Problem requirements:
List all lines of the data that include the string "page".

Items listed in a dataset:

----------------------------------------

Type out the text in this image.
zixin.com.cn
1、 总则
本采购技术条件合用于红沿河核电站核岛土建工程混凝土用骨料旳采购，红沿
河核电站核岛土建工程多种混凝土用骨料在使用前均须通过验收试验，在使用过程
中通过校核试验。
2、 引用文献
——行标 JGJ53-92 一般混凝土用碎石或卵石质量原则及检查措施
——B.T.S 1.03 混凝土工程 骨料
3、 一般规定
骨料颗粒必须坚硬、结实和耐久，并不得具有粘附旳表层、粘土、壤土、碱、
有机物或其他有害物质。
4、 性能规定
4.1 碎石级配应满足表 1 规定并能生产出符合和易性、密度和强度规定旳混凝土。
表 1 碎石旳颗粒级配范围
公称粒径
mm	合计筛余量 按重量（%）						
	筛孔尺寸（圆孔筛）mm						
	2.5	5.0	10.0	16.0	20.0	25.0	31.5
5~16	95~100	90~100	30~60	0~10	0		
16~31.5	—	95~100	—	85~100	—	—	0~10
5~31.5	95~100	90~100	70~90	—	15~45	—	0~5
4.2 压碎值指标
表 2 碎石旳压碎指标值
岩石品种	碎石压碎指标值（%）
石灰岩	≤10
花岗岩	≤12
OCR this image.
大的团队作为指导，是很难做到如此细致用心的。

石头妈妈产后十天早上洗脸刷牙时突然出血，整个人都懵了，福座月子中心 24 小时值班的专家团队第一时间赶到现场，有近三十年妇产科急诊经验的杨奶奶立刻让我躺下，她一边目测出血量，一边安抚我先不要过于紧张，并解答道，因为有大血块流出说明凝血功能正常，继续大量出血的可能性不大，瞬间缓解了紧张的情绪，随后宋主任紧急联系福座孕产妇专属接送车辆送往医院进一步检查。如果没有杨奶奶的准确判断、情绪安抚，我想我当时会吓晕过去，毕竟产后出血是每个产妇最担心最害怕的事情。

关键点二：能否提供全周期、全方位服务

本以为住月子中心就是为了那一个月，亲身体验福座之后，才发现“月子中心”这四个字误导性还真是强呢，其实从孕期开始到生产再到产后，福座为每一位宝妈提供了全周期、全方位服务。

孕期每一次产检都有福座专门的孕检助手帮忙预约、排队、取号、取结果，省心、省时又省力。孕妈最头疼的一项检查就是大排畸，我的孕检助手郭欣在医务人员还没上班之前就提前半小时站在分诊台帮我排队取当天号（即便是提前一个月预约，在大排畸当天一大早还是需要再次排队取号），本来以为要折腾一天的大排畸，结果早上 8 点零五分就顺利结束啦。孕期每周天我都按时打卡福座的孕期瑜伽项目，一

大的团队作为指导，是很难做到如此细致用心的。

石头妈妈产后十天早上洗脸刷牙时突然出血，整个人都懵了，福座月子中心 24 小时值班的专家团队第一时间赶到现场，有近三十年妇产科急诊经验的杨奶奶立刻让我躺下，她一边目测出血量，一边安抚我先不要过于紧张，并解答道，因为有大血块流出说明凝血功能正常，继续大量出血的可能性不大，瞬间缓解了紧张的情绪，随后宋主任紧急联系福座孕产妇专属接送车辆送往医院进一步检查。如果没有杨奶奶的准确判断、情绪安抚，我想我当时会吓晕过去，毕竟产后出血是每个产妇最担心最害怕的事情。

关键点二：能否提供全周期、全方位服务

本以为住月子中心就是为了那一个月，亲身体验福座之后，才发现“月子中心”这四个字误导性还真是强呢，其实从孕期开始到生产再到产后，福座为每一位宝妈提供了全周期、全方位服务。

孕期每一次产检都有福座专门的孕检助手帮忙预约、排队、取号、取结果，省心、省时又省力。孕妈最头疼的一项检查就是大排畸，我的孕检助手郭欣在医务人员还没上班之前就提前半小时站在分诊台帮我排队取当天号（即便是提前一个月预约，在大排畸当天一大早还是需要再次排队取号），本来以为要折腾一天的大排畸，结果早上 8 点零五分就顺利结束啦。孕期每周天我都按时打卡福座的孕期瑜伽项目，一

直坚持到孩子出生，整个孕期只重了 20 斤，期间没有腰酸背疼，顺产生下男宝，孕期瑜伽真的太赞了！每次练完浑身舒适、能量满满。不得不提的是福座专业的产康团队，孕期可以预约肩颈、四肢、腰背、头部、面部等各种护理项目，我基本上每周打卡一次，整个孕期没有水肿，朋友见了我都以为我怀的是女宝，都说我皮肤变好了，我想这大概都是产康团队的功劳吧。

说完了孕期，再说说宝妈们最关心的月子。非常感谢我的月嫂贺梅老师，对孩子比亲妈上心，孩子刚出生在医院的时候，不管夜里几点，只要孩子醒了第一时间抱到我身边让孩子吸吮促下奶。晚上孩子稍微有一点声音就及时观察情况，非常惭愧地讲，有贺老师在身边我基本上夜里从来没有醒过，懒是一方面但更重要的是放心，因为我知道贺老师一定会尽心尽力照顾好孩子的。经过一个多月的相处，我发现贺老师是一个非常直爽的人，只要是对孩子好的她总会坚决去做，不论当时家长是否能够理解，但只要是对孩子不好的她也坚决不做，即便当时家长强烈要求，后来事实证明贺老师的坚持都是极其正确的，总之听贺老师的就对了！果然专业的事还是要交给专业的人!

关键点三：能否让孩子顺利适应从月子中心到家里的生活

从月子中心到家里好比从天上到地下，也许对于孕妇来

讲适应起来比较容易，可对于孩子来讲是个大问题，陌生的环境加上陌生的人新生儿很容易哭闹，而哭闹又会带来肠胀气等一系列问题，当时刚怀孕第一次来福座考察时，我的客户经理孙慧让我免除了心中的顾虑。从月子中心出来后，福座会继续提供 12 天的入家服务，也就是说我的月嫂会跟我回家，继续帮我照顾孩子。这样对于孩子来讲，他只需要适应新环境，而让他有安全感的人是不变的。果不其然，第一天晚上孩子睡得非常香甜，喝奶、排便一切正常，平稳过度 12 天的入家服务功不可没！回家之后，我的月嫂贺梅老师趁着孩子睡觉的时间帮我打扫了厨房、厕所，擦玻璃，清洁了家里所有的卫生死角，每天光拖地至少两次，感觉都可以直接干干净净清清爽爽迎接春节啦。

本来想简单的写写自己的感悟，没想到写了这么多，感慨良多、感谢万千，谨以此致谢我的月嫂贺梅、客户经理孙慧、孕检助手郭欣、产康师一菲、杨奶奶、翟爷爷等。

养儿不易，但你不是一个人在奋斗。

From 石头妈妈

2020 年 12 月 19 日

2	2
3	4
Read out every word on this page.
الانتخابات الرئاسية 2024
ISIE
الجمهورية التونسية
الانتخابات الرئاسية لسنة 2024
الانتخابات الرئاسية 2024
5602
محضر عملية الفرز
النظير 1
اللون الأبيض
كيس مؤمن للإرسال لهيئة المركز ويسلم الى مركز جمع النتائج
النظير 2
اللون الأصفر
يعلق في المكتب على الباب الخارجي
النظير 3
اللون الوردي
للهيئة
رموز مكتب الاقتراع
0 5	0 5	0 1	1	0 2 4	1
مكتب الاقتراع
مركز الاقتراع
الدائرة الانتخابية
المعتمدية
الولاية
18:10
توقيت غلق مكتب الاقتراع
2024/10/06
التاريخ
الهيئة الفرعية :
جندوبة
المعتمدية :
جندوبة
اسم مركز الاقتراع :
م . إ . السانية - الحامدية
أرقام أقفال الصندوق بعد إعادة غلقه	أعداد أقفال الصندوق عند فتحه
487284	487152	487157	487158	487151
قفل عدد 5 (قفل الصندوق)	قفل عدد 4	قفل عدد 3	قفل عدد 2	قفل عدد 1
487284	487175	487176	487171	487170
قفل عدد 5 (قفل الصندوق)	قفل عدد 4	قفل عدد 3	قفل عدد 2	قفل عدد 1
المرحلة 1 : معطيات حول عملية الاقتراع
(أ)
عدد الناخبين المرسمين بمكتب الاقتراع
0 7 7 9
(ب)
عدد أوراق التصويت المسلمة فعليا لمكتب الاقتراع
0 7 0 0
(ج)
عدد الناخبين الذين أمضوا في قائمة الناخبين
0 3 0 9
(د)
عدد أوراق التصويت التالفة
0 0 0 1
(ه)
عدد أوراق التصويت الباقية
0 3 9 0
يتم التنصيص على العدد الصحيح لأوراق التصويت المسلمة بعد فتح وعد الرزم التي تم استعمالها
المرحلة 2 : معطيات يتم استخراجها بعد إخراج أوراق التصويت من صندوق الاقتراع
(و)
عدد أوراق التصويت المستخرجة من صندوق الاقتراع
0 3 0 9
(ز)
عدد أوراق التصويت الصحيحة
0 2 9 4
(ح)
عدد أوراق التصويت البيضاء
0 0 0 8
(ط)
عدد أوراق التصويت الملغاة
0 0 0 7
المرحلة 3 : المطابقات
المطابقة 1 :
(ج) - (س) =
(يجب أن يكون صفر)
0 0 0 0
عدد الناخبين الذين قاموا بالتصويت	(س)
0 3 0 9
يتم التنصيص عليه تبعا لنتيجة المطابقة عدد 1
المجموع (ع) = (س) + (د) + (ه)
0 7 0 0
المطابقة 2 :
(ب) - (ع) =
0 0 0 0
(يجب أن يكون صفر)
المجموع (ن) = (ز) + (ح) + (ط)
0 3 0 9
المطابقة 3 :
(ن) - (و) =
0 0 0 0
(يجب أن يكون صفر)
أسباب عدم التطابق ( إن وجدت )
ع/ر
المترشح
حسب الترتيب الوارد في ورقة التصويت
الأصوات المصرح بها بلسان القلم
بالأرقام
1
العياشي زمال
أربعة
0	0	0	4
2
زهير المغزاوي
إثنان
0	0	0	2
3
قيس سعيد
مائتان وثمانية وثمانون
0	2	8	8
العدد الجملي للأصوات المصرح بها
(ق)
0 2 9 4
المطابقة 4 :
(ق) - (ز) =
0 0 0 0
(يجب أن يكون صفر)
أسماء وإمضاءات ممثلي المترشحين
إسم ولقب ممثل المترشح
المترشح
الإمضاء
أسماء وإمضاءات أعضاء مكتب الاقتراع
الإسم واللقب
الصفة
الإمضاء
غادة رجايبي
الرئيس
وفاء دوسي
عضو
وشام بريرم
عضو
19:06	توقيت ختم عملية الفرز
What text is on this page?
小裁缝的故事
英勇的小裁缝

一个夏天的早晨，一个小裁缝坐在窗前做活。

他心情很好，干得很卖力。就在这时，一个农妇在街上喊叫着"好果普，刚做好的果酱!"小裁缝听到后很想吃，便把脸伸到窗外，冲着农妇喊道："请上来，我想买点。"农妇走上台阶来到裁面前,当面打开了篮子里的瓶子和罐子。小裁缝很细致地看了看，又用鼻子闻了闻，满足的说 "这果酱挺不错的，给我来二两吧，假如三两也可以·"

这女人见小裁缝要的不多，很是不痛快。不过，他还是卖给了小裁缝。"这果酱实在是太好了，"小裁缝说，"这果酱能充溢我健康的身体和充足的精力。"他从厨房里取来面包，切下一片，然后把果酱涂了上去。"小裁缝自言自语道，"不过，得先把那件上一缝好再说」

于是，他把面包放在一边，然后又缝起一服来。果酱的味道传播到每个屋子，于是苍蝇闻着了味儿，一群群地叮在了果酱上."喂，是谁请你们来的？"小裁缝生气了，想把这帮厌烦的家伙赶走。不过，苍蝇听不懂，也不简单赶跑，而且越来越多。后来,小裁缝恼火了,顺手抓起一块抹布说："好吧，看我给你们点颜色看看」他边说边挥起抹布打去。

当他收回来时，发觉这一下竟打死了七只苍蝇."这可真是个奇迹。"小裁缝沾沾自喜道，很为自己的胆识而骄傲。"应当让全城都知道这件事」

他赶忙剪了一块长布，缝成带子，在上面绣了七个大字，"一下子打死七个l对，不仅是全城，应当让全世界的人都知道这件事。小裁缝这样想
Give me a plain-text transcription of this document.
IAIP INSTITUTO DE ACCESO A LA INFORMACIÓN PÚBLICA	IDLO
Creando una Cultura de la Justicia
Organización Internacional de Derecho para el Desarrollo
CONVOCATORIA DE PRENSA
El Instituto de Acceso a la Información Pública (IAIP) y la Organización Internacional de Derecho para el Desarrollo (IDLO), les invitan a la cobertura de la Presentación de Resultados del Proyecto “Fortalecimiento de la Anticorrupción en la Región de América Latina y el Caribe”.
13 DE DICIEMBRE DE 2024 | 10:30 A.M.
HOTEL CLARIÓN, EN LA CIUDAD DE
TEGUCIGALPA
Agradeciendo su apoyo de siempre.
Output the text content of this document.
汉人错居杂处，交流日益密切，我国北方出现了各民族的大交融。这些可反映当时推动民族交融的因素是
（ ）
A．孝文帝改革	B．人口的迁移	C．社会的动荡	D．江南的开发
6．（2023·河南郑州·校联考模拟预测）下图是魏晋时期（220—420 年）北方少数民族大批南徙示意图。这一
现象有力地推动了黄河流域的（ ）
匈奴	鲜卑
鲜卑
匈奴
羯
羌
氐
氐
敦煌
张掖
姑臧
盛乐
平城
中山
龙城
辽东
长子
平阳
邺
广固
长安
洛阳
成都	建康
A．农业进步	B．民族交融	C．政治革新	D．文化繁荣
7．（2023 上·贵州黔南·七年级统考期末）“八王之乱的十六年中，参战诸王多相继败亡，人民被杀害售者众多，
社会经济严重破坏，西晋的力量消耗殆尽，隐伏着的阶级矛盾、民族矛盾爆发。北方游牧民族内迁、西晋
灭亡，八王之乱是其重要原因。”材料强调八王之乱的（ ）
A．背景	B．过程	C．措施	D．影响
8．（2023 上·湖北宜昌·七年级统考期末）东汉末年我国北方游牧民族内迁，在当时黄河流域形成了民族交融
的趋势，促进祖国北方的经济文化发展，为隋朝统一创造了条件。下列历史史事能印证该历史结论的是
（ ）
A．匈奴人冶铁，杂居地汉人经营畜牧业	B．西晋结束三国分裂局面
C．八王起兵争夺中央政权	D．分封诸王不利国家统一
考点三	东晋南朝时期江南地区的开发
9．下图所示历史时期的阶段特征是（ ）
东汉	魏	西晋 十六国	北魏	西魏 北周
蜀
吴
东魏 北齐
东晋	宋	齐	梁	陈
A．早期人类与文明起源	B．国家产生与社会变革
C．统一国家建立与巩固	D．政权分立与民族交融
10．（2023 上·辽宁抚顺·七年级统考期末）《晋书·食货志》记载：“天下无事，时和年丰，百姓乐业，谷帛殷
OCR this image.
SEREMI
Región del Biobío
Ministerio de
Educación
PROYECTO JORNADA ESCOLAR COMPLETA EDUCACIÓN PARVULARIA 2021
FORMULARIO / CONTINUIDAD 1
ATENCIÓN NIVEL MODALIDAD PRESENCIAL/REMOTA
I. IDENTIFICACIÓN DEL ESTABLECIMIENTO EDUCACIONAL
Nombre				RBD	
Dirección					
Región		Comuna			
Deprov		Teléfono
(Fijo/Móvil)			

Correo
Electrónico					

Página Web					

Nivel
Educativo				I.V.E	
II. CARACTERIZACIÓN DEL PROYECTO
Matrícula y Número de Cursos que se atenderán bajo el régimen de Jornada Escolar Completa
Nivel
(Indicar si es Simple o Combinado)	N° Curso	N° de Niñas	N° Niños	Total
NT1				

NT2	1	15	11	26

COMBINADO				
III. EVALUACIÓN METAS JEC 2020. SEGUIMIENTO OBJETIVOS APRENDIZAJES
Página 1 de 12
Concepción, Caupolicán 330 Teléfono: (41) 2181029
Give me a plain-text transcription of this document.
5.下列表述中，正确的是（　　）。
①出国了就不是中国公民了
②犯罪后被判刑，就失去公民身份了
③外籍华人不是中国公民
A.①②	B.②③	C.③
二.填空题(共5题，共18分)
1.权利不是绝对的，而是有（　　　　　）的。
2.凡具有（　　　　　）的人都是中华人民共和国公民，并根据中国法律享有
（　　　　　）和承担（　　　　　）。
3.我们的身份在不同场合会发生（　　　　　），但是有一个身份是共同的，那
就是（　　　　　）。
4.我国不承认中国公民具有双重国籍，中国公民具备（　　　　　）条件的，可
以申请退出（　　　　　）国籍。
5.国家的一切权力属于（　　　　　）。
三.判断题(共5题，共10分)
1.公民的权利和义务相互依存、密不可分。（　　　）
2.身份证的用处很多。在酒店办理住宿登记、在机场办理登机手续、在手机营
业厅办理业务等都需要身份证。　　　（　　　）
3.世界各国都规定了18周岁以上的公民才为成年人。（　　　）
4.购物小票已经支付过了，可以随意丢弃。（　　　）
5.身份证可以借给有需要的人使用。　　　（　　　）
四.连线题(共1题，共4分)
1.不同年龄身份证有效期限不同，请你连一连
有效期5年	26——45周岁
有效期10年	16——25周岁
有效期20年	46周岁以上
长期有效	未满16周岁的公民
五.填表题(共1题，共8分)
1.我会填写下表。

----------------------------------------

Solution to this problem:
Read out every word on this page.
What text is on this page?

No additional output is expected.